» DATA LINES
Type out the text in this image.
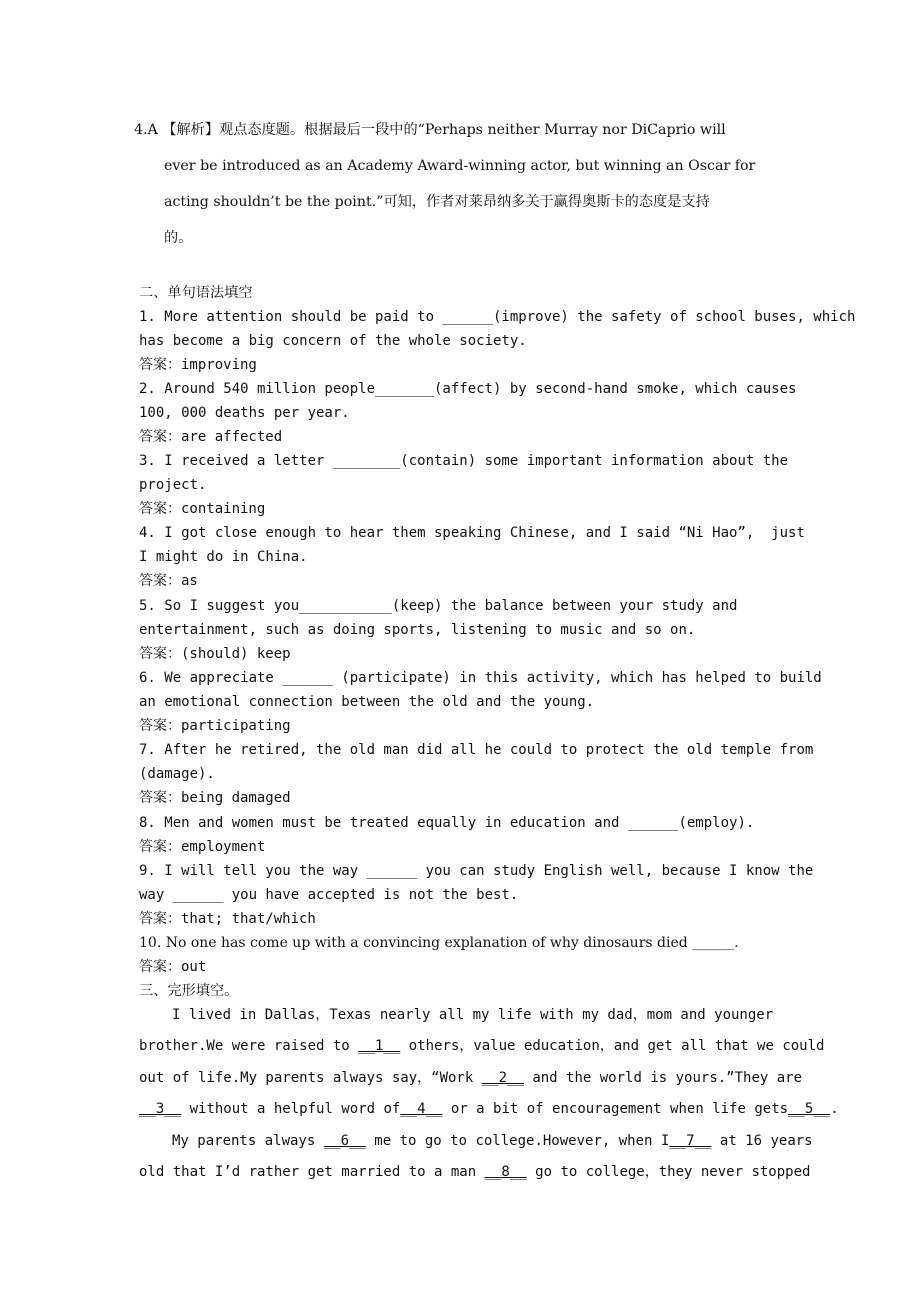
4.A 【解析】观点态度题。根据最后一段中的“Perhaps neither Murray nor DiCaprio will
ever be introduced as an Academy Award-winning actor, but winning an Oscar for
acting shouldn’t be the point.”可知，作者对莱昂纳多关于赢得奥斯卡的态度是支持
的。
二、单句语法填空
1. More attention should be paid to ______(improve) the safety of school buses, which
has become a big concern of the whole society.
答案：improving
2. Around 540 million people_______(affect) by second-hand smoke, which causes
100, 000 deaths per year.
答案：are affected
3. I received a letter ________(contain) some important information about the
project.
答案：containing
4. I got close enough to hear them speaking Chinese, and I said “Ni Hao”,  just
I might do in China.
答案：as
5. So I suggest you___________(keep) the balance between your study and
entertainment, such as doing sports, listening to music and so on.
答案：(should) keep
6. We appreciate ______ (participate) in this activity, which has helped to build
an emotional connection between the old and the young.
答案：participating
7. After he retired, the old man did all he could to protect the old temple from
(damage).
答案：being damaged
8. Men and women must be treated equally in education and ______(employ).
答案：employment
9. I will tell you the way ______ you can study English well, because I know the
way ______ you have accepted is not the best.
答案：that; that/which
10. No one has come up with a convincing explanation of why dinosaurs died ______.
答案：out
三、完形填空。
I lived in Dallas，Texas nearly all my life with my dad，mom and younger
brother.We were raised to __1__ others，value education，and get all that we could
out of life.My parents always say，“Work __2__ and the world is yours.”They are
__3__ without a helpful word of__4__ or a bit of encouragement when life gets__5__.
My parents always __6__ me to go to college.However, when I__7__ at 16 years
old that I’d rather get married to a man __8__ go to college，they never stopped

» EXERCISE DESCRIPTION
Each line in the listing above that contains "this" should be copied.

» CORRECT ANSWER
Type out the text in this image.
6. We appreciate ______ (participate) in this activity, which has helped to build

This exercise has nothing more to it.